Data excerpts
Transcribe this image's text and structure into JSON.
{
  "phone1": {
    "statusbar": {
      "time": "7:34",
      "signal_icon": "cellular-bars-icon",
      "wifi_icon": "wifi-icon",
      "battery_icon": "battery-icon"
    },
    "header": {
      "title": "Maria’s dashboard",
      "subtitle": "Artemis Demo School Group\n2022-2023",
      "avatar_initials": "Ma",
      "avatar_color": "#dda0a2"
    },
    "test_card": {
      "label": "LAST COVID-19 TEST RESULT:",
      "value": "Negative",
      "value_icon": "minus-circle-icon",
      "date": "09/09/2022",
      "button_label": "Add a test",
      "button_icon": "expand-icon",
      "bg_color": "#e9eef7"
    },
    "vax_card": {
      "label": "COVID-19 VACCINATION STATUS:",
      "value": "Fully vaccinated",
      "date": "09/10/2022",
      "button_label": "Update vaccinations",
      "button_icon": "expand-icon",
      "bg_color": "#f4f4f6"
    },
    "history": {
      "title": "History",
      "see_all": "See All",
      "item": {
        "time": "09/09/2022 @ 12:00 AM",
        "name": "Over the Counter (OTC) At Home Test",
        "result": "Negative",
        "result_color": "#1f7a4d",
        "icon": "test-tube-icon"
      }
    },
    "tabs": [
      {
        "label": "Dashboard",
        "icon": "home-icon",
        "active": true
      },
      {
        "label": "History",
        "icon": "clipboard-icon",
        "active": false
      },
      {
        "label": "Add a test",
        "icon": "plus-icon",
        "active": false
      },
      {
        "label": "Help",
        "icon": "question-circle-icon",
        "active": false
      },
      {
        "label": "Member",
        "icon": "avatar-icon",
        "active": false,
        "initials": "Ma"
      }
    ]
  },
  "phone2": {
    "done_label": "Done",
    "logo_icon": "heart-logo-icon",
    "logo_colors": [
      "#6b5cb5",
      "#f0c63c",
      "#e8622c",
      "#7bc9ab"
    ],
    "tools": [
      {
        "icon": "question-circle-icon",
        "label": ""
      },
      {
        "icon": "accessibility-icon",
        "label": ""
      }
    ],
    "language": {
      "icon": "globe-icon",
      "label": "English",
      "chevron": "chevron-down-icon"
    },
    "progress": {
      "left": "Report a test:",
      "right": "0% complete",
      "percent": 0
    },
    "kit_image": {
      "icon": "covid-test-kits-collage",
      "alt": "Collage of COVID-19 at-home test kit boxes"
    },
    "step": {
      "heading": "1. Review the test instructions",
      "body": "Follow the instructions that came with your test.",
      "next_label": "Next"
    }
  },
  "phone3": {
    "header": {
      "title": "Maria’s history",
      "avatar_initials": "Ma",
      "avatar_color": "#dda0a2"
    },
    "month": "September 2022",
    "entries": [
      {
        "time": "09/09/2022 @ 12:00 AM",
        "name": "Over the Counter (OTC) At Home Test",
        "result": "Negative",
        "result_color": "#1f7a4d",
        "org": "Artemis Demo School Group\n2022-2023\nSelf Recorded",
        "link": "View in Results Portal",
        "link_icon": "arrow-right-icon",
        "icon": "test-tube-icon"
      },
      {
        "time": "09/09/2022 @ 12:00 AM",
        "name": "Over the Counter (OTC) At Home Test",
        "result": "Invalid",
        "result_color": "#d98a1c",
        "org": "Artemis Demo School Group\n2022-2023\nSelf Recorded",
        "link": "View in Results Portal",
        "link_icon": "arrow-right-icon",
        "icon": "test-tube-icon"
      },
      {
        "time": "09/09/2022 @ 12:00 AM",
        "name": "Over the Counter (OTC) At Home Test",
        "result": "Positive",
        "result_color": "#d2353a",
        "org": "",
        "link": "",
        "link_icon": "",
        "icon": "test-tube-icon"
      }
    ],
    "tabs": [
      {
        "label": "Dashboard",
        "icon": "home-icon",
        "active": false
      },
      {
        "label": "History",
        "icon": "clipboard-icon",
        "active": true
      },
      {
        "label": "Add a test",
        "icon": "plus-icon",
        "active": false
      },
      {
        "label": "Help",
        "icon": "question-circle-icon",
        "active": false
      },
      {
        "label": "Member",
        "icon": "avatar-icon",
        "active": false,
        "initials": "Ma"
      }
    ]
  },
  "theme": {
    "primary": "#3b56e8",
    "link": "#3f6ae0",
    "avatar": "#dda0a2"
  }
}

What is needed:
What is the number of lines in this material that hold the string "instructions"? Answer with that number only.

Solution for this problem:
2